[Source data]
● ● ●
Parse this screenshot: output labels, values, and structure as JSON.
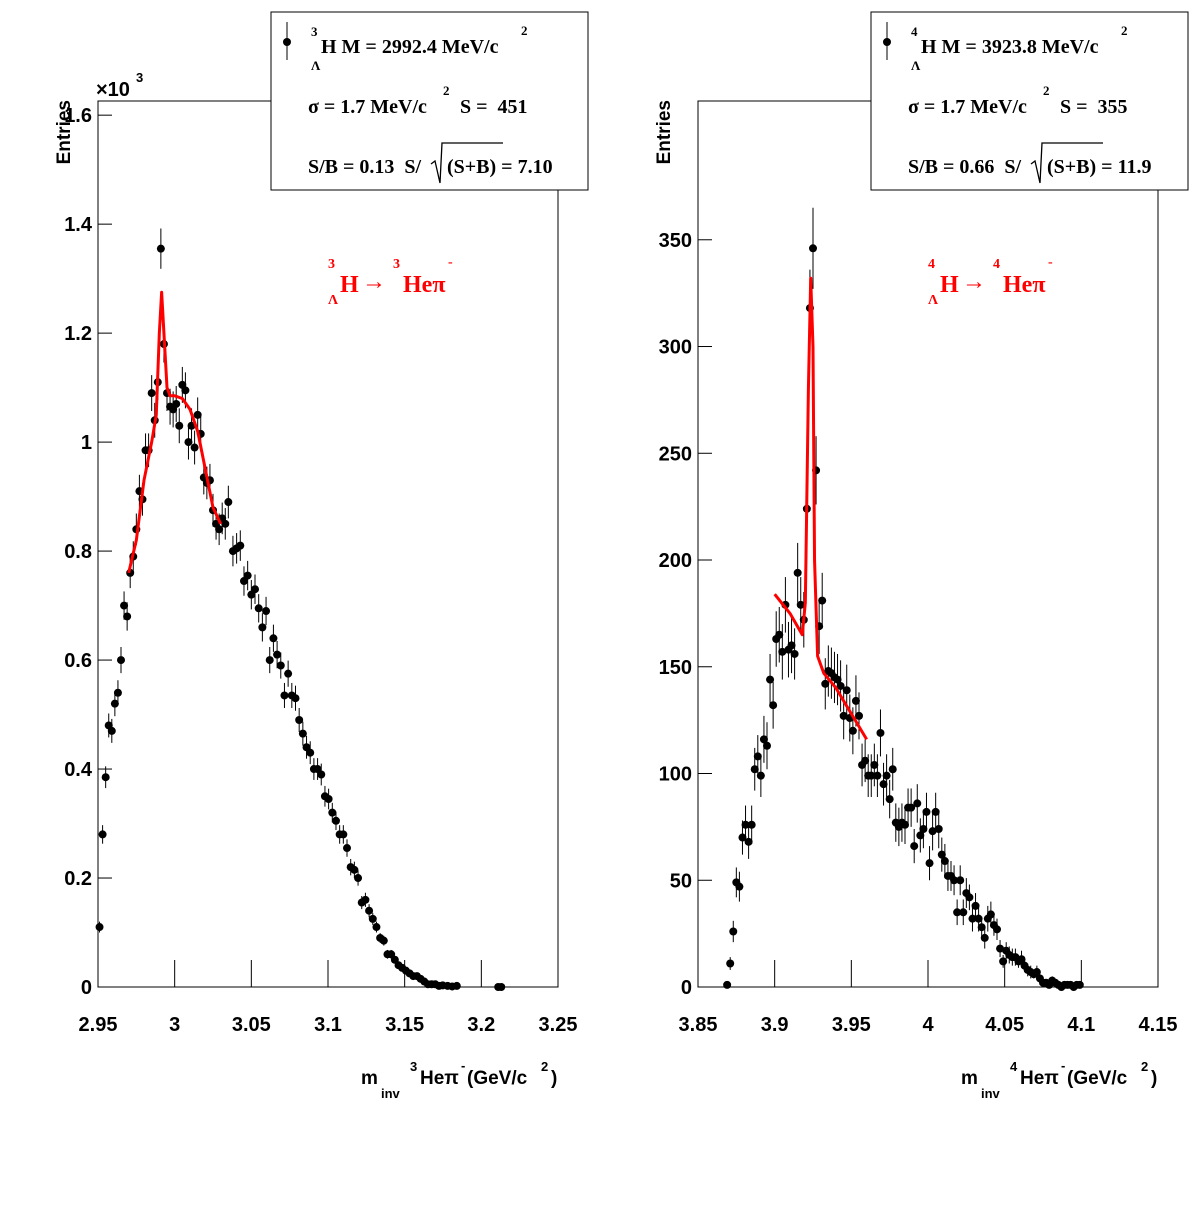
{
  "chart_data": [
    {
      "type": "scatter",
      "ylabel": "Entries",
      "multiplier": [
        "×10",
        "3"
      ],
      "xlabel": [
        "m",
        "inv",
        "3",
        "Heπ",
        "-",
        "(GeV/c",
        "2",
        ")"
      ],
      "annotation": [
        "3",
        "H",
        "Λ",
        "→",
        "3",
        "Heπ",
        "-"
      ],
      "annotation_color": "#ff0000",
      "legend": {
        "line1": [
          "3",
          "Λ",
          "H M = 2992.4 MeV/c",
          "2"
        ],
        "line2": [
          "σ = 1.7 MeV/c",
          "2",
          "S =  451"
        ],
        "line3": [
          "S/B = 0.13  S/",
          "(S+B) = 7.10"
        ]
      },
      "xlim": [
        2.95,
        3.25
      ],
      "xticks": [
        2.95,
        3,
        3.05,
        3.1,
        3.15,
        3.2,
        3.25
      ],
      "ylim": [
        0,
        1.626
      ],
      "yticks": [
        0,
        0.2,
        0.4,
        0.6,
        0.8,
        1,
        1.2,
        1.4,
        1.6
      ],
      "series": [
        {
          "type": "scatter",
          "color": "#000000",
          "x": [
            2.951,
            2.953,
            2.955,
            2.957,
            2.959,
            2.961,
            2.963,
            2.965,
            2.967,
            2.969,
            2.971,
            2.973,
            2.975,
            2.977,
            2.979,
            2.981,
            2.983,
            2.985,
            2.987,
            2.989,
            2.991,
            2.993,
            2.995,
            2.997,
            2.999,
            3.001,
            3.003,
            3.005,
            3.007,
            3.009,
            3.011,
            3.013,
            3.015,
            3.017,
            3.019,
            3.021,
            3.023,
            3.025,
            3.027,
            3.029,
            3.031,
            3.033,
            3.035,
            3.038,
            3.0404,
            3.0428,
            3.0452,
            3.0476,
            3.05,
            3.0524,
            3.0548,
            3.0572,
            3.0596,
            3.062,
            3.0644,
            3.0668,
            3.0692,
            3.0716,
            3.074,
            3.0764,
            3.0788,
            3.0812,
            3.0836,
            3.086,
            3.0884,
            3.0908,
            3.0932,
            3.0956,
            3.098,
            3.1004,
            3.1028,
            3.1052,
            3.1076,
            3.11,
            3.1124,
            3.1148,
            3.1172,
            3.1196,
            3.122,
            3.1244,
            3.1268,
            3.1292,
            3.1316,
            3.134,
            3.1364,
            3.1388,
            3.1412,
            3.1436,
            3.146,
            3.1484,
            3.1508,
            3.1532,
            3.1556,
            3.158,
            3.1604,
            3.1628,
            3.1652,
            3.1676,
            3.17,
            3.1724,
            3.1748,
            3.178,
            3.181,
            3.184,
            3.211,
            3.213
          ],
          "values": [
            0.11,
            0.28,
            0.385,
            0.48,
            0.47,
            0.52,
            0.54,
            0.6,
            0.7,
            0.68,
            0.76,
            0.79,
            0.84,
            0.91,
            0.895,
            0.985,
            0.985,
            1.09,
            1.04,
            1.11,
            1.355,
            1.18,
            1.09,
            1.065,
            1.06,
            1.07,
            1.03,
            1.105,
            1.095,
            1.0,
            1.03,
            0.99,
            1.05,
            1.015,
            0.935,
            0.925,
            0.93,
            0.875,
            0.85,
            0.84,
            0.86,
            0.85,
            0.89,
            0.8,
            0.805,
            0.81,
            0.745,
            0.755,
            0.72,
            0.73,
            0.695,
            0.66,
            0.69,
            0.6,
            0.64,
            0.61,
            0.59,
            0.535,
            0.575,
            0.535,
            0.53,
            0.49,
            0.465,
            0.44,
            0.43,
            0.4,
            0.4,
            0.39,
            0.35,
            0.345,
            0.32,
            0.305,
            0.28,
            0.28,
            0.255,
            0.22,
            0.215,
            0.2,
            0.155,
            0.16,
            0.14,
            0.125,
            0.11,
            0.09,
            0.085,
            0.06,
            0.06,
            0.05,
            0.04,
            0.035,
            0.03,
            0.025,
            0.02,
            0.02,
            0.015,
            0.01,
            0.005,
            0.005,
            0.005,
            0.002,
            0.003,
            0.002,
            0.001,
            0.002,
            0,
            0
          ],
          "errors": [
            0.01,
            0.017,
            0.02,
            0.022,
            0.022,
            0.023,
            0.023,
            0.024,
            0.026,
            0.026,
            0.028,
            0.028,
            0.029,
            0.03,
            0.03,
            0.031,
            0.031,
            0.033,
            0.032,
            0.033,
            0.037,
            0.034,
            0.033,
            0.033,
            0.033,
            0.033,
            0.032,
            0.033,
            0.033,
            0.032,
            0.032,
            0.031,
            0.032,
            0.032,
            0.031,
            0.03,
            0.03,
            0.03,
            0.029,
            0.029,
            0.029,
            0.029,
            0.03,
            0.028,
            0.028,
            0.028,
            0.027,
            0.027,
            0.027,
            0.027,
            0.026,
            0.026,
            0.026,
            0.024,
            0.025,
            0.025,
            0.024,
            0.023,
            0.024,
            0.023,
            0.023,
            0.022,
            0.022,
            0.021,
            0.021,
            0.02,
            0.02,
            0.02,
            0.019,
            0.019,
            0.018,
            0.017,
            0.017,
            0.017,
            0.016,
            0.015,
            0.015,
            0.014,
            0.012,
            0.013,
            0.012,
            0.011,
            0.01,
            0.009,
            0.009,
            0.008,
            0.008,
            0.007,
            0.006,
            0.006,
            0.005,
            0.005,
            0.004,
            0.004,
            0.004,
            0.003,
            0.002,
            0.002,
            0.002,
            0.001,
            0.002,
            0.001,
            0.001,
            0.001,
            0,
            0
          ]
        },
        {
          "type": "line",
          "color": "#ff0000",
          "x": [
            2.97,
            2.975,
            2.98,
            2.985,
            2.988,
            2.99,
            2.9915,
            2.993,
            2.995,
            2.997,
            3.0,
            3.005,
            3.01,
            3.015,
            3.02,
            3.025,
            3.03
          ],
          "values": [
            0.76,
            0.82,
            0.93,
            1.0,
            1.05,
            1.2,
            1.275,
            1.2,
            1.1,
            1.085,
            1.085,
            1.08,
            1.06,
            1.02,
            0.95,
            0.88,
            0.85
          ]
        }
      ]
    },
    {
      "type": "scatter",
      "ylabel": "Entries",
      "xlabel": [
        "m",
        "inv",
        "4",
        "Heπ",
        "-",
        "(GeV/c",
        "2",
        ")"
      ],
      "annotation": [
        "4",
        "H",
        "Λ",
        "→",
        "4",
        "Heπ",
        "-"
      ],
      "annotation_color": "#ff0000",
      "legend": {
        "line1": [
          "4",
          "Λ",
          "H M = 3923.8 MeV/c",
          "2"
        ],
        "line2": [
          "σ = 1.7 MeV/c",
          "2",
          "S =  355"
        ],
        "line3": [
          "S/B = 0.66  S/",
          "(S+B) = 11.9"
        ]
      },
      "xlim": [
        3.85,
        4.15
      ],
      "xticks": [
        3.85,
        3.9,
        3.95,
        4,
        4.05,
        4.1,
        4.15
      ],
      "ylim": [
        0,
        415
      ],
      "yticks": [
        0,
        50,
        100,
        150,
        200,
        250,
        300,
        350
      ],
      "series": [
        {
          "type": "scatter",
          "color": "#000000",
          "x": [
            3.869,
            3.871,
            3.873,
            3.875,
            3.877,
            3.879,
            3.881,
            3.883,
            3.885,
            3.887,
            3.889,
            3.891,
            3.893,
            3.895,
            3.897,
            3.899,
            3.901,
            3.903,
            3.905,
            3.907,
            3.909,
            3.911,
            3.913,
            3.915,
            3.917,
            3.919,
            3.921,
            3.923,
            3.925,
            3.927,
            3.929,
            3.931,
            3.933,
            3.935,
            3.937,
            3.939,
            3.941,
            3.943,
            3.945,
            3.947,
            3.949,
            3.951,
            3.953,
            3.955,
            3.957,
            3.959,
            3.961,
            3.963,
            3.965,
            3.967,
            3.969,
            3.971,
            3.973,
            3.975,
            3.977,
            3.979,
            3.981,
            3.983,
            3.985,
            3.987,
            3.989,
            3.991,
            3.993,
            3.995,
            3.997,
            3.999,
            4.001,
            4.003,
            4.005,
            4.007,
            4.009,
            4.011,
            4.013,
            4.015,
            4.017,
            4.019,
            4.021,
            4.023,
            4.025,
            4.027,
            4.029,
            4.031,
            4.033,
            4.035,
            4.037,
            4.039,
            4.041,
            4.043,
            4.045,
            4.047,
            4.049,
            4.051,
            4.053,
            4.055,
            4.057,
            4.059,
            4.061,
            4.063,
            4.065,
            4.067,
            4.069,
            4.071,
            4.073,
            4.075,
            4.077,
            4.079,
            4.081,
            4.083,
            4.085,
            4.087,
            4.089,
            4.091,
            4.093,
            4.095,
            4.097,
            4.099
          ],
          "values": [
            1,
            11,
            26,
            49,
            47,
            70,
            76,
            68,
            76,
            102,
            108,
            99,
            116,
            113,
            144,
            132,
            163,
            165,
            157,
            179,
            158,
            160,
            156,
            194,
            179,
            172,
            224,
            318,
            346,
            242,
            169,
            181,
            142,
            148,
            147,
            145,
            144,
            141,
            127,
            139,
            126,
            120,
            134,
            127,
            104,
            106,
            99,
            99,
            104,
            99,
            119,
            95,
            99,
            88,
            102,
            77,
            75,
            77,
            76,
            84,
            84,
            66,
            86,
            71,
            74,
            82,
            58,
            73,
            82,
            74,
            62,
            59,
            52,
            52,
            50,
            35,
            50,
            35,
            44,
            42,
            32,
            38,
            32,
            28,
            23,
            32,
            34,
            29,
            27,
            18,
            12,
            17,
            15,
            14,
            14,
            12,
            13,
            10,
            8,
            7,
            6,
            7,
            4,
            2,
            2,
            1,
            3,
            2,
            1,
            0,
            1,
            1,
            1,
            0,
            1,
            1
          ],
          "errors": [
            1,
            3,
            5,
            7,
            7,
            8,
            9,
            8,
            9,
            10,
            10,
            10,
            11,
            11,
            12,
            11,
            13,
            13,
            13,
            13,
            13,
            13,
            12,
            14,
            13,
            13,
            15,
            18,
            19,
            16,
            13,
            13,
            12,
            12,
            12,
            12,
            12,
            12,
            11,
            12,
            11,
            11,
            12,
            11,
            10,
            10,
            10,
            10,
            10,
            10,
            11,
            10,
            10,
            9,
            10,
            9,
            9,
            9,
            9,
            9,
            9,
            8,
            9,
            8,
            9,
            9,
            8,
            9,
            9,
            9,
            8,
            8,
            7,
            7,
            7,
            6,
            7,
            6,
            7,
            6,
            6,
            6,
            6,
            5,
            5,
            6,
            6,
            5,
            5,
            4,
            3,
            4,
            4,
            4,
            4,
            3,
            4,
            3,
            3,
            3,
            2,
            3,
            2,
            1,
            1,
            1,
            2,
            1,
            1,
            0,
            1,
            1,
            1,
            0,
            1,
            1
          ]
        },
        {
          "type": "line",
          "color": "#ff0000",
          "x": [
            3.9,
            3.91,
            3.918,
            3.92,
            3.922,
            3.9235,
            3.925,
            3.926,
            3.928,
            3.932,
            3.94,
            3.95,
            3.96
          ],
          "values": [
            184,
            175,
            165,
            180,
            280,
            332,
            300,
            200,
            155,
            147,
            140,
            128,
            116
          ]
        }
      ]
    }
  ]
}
● ● ●
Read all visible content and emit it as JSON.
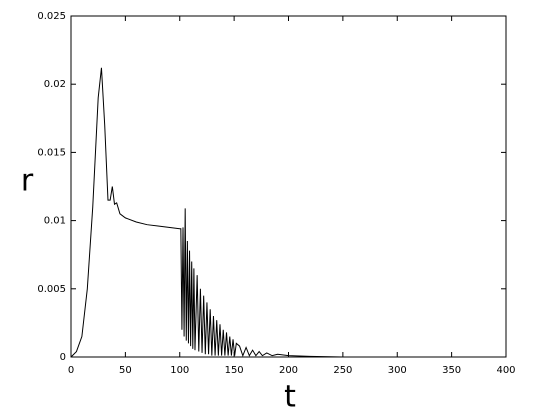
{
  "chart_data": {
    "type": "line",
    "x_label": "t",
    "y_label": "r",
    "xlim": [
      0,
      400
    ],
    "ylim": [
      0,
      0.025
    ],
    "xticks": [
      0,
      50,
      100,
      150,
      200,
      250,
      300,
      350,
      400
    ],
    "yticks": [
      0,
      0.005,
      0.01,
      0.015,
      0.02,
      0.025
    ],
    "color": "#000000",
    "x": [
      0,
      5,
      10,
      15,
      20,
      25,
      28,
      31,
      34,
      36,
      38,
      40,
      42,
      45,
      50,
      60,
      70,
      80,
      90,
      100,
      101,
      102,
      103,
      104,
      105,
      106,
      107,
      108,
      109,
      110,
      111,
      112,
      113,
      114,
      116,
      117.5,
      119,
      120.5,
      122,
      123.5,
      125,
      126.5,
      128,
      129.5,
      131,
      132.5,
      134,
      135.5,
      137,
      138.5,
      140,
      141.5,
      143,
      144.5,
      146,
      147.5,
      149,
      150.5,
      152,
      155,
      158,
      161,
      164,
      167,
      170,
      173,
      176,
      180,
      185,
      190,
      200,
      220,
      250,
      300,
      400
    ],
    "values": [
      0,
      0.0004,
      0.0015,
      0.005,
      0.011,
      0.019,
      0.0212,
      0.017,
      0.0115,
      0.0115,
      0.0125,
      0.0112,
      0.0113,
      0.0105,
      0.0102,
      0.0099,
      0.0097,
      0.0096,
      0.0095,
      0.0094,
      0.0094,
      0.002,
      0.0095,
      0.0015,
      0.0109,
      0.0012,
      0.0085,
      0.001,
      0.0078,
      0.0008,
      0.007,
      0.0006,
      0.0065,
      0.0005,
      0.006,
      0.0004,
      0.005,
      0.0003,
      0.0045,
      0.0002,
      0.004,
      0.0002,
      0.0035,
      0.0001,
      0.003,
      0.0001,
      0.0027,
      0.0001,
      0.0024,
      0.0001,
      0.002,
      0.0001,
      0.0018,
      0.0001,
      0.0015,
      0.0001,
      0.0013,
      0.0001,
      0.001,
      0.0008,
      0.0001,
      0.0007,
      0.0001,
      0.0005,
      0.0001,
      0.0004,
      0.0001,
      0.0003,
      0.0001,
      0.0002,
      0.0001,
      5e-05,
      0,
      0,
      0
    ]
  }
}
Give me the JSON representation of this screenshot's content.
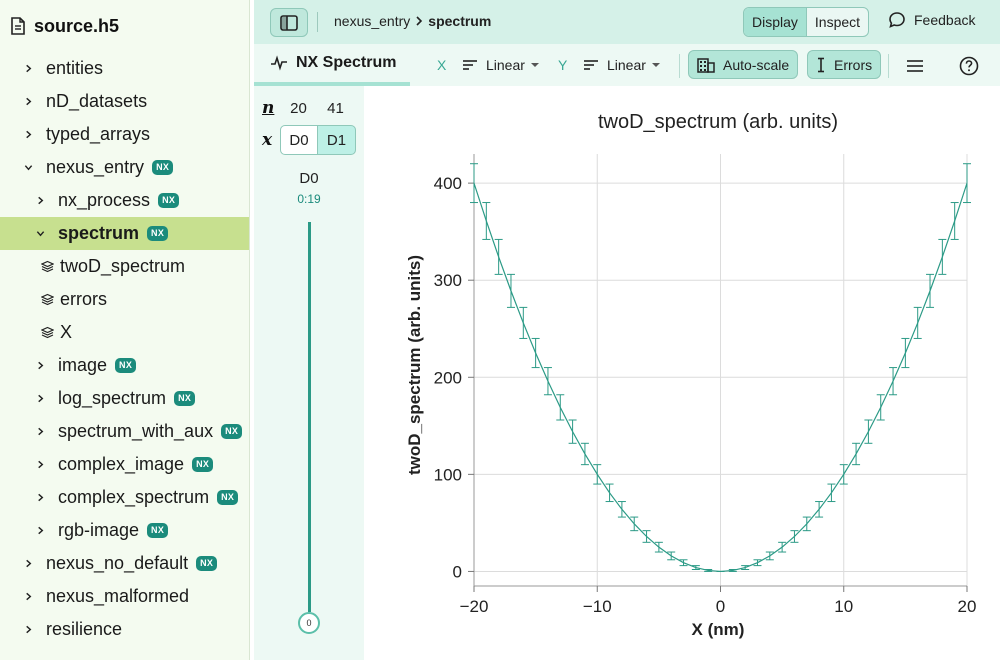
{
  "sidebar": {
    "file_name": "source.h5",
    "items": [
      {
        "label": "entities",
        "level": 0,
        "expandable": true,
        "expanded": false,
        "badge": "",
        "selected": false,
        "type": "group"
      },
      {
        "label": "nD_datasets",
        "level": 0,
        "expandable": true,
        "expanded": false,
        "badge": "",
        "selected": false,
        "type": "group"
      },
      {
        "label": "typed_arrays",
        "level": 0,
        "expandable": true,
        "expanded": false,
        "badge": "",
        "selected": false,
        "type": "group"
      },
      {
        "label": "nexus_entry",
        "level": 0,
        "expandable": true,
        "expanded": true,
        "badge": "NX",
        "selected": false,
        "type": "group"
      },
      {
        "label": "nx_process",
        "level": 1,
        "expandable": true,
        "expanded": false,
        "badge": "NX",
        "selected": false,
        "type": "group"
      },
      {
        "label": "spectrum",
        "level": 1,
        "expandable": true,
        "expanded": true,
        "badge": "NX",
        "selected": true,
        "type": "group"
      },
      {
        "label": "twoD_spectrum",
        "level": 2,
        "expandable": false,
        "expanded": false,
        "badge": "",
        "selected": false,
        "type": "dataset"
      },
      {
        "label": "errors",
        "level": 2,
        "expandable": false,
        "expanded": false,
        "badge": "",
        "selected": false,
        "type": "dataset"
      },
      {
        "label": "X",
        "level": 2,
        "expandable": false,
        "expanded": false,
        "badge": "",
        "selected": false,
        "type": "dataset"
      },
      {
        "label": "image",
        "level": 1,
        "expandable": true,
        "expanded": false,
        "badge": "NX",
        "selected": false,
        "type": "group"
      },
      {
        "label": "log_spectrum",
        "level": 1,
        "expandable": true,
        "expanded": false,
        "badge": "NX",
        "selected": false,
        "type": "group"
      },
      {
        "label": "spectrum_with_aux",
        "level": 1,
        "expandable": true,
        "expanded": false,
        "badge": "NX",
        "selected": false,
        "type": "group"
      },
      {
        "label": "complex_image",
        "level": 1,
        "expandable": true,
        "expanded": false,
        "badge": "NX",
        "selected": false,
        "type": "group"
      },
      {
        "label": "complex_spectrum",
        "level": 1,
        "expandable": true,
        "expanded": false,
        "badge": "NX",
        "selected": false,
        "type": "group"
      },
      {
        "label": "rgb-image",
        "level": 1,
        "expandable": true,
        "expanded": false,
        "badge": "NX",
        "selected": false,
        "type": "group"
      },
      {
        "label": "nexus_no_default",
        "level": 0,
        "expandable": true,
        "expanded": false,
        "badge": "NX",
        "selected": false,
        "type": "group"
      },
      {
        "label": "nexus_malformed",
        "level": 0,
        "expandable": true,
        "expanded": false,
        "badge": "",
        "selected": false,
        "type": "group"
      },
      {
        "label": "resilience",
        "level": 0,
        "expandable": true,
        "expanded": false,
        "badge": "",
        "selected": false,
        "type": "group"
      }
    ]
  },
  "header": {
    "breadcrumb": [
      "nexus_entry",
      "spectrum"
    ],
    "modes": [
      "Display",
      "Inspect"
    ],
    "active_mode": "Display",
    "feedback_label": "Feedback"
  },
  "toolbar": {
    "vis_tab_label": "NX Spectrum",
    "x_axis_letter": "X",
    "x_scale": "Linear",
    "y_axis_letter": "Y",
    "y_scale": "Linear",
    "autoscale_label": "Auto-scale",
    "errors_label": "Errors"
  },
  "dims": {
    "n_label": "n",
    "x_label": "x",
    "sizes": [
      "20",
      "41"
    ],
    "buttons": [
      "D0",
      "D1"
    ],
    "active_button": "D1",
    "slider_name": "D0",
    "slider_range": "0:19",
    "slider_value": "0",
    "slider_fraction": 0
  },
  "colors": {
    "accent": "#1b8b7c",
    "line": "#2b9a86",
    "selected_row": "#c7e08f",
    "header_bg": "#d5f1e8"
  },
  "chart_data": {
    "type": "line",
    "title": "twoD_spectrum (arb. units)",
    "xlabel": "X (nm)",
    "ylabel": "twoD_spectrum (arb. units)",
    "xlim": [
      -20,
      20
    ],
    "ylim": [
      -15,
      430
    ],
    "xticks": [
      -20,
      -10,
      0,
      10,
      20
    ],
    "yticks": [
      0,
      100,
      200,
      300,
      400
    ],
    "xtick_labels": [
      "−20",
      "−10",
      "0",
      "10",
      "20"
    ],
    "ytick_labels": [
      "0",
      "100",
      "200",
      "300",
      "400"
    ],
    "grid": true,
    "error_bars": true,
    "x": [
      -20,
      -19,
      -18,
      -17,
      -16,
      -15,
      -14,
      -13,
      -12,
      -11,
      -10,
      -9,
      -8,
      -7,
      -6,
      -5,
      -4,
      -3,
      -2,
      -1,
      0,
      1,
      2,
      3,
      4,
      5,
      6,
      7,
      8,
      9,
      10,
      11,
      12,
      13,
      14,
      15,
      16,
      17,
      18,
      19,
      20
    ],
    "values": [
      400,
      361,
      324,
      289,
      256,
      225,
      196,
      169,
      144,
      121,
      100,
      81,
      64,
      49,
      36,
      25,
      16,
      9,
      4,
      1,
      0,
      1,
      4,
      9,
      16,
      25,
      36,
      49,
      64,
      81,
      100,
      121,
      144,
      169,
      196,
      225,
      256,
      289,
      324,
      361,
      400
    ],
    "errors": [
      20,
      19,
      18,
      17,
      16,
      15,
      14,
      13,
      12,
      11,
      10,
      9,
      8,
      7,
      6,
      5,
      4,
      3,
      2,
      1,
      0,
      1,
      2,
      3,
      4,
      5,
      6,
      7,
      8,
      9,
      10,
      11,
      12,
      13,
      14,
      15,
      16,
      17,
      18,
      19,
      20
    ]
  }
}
● ● ●
Directions ▸
Count the lines in the records above that contain the word "JSON", and give only that number.

Exercise solution ▸
3